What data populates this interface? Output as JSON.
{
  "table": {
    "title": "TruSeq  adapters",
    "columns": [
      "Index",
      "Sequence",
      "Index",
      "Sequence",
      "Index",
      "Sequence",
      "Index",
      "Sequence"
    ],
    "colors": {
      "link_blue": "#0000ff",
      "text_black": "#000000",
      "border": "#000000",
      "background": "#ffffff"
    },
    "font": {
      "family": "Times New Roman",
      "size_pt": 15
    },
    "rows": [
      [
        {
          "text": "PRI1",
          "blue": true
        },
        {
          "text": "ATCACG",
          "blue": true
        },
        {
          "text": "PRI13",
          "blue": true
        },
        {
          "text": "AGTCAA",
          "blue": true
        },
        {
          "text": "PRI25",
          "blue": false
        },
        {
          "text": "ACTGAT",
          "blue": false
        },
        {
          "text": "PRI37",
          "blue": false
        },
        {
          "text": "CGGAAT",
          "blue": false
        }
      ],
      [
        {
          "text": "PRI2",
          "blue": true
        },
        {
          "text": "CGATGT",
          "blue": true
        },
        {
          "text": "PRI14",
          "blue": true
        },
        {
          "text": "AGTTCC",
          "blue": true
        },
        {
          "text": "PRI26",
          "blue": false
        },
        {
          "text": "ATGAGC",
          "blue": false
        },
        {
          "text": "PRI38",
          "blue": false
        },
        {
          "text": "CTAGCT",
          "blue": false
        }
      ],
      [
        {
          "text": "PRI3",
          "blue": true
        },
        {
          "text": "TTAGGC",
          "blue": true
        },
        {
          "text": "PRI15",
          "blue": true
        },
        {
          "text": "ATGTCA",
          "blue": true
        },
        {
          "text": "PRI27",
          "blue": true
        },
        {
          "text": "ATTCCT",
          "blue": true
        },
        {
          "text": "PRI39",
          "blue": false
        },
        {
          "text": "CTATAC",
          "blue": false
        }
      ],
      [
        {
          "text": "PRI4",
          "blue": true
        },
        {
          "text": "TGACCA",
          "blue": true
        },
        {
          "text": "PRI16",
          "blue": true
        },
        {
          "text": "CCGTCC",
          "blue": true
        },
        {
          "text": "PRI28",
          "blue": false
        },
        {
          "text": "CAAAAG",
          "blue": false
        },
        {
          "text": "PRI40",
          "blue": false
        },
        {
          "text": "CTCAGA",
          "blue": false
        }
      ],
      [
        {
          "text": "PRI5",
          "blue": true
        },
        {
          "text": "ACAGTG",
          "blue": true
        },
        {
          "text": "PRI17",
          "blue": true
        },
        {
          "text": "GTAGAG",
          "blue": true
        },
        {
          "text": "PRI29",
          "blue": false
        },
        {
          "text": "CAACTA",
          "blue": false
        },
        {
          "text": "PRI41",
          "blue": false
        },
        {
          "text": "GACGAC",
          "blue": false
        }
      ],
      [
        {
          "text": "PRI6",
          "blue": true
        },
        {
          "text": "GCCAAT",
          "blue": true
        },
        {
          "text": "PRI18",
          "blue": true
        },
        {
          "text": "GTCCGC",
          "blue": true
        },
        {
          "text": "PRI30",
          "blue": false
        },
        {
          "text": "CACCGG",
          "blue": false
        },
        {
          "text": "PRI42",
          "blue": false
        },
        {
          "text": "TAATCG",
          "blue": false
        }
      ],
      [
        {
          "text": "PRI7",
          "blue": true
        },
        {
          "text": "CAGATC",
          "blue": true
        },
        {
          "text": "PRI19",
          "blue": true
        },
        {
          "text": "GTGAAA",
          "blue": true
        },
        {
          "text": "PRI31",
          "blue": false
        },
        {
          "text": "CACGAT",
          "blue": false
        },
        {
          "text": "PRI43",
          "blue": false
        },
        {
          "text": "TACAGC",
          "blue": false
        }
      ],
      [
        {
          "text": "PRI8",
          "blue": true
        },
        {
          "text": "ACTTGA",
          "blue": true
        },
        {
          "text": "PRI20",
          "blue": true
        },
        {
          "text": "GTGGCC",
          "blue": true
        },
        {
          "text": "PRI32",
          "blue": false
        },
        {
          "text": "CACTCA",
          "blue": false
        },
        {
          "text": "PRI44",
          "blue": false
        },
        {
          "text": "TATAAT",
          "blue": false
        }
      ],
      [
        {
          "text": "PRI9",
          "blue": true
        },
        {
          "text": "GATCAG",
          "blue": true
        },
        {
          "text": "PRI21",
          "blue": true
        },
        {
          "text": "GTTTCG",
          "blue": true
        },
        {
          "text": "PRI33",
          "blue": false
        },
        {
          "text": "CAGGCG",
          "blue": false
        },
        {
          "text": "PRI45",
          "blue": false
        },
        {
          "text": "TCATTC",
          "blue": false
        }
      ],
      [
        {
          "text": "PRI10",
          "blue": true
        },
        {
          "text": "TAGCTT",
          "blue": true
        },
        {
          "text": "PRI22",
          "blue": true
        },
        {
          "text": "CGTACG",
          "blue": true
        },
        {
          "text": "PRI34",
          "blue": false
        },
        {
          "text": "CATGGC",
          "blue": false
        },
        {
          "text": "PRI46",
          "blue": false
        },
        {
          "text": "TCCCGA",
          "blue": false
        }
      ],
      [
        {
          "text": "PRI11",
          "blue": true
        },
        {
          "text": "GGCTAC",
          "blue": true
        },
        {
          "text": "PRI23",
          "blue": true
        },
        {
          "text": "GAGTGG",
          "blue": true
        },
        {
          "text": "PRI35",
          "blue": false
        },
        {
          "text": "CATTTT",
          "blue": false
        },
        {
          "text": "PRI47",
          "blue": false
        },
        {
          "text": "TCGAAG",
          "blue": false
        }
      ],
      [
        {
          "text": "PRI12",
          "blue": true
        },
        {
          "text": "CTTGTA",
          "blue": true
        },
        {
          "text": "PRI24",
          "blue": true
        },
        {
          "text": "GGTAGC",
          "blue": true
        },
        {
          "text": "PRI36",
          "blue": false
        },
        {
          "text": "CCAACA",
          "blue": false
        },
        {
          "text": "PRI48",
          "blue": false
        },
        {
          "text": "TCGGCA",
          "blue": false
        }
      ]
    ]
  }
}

- What to produce -
The records above should be returned exactly.

- Correct response -
What data populates this interface? Output as JSON.
{
  "table": {
    "title": "TruSeq  adapters",
    "columns": [
      "Index",
      "Sequence",
      "Index",
      "Sequence",
      "Index",
      "Sequence",
      "Index",
      "Sequence"
    ],
    "colors": {
      "link_blue": "#0000ff",
      "text_black": "#000000",
      "border": "#000000",
      "background": "#ffffff"
    },
    "font": {
      "family": "Times New Roman",
      "size_pt": 15
    },
    "rows": [
      [
        {
          "text": "PRI1",
          "blue": true
        },
        {
          "text": "ATCACG",
          "blue": true
        },
        {
          "text": "PRI13",
          "blue": true
        },
        {
          "text": "AGTCAA",
          "blue": true
        },
        {
          "text": "PRI25",
          "blue": false
        },
        {
          "text": "ACTGAT",
          "blue": false
        },
        {
          "text": "PRI37",
          "blue": false
        },
        {
          "text": "CGGAAT",
          "blue": false
        }
      ],
      [
        {
          "text": "PRI2",
          "blue": true
        },
        {
          "text": "CGATGT",
          "blue": true
        },
        {
          "text": "PRI14",
          "blue": true
        },
        {
          "text": "AGTTCC",
          "blue": true
        },
        {
          "text": "PRI26",
          "blue": false
        },
        {
          "text": "ATGAGC",
          "blue": false
        },
        {
          "text": "PRI38",
          "blue": false
        },
        {
          "text": "CTAGCT",
          "blue": false
        }
      ],
      [
        {
          "text": "PRI3",
          "blue": true
        },
        {
          "text": "TTAGGC",
          "blue": true
        },
        {
          "text": "PRI15",
          "blue": true
        },
        {
          "text": "ATGTCA",
          "blue": true
        },
        {
          "text": "PRI27",
          "blue": true
        },
        {
          "text": "ATTCCT",
          "blue": true
        },
        {
          "text": "PRI39",
          "blue": false
        },
        {
          "text": "CTATAC",
          "blue": false
        }
      ],
      [
        {
          "text": "PRI4",
          "blue": true
        },
        {
          "text": "TGACCA",
          "blue": true
        },
        {
          "text": "PRI16",
          "blue": true
        },
        {
          "text": "CCGTCC",
          "blue": true
        },
        {
          "text": "PRI28",
          "blue": false
        },
        {
          "text": "CAAAAG",
          "blue": false
        },
        {
          "text": "PRI40",
          "blue": false
        },
        {
          "text": "CTCAGA",
          "blue": false
        }
      ],
      [
        {
          "text": "PRI5",
          "blue": true
        },
        {
          "text": "ACAGTG",
          "blue": true
        },
        {
          "text": "PRI17",
          "blue": true
        },
        {
          "text": "GTAGAG",
          "blue": true
        },
        {
          "text": "PRI29",
          "blue": false
        },
        {
          "text": "CAACTA",
          "blue": false
        },
        {
          "text": "PRI41",
          "blue": false
        },
        {
          "text": "GACGAC",
          "blue": false
        }
      ],
      [
        {
          "text": "PRI6",
          "blue": true
        },
        {
          "text": "GCCAAT",
          "blue": true
        },
        {
          "text": "PRI18",
          "blue": true
        },
        {
          "text": "GTCCGC",
          "blue": true
        },
        {
          "text": "PRI30",
          "blue": false
        },
        {
          "text": "CACCGG",
          "blue": false
        },
        {
          "text": "PRI42",
          "blue": false
        },
        {
          "text": "TAATCG",
          "blue": false
        }
      ],
      [
        {
          "text": "PRI7",
          "blue": true
        },
        {
          "text": "CAGATC",
          "blue": true
        },
        {
          "text": "PRI19",
          "blue": true
        },
        {
          "text": "GTGAAA",
          "blue": true
        },
        {
          "text": "PRI31",
          "blue": false
        },
        {
          "text": "CACGAT",
          "blue": false
        },
        {
          "text": "PRI43",
          "blue": false
        },
        {
          "text": "TACAGC",
          "blue": false
        }
      ],
      [
        {
          "text": "PRI8",
          "blue": true
        },
        {
          "text": "ACTTGA",
          "blue": true
        },
        {
          "text": "PRI20",
          "blue": true
        },
        {
          "text": "GTGGCC",
          "blue": true
        },
        {
          "text": "PRI32",
          "blue": false
        },
        {
          "text": "CACTCA",
          "blue": false
        },
        {
          "text": "PRI44",
          "blue": false
        },
        {
          "text": "TATAAT",
          "blue": false
        }
      ],
      [
        {
          "text": "PRI9",
          "blue": true
        },
        {
          "text": "GATCAG",
          "blue": true
        },
        {
          "text": "PRI21",
          "blue": true
        },
        {
          "text": "GTTTCG",
          "blue": true
        },
        {
          "text": "PRI33",
          "blue": false
        },
        {
          "text": "CAGGCG",
          "blue": false
        },
        {
          "text": "PRI45",
          "blue": false
        },
        {
          "text": "TCATTC",
          "blue": false
        }
      ],
      [
        {
          "text": "PRI10",
          "blue": true
        },
        {
          "text": "TAGCTT",
          "blue": true
        },
        {
          "text": "PRI22",
          "blue": true
        },
        {
          "text": "CGTACG",
          "blue": true
        },
        {
          "text": "PRI34",
          "blue": false
        },
        {
          "text": "CATGGC",
          "blue": false
        },
        {
          "text": "PRI46",
          "blue": false
        },
        {
          "text": "TCCCGA",
          "blue": false
        }
      ],
      [
        {
          "text": "PRI11",
          "blue": true
        },
        {
          "text": "GGCTAC",
          "blue": true
        },
        {
          "text": "PRI23",
          "blue": true
        },
        {
          "text": "GAGTGG",
          "blue": true
        },
        {
          "text": "PRI35",
          "blue": false
        },
        {
          "text": "CATTTT",
          "blue": false
        },
        {
          "text": "PRI47",
          "blue": false
        },
        {
          "text": "TCGAAG",
          "blue": false
        }
      ],
      [
        {
          "text": "PRI12",
          "blue": true
        },
        {
          "text": "CTTGTA",
          "blue": true
        },
        {
          "text": "PRI24",
          "blue": true
        },
        {
          "text": "GGTAGC",
          "blue": true
        },
        {
          "text": "PRI36",
          "blue": false
        },
        {
          "text": "CCAACA",
          "blue": false
        },
        {
          "text": "PRI48",
          "blue": false
        },
        {
          "text": "TCGGCA",
          "blue": false
        }
      ]
    ]
  }
}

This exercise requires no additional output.